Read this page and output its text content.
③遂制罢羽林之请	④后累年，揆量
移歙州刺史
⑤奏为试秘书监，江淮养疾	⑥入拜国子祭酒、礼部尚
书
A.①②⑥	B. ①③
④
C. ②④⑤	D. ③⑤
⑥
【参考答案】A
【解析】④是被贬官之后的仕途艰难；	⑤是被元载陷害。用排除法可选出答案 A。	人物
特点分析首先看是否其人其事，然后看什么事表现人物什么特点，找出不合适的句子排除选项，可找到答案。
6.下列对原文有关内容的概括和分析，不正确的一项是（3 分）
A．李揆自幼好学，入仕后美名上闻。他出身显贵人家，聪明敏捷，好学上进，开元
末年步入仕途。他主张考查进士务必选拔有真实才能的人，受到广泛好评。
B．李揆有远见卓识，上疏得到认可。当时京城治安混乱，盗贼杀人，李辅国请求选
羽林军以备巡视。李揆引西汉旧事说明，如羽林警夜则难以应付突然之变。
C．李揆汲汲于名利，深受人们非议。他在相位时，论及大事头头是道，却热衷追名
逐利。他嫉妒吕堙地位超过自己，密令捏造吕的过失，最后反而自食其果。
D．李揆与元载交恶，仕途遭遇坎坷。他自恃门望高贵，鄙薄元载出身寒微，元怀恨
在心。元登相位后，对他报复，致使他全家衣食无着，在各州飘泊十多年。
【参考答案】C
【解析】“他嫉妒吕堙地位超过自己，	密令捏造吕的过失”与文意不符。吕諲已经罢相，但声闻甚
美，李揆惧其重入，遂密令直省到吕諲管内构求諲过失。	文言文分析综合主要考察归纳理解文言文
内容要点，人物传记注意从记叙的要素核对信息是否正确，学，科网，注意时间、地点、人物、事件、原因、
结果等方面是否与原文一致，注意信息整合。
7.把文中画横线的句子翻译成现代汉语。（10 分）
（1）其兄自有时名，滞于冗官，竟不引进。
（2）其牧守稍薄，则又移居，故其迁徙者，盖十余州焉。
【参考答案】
# # #
Provide only the count of lines in the material above that hold the word "他嫉妒吕堙地位超过自己".

> _Correct output_:
2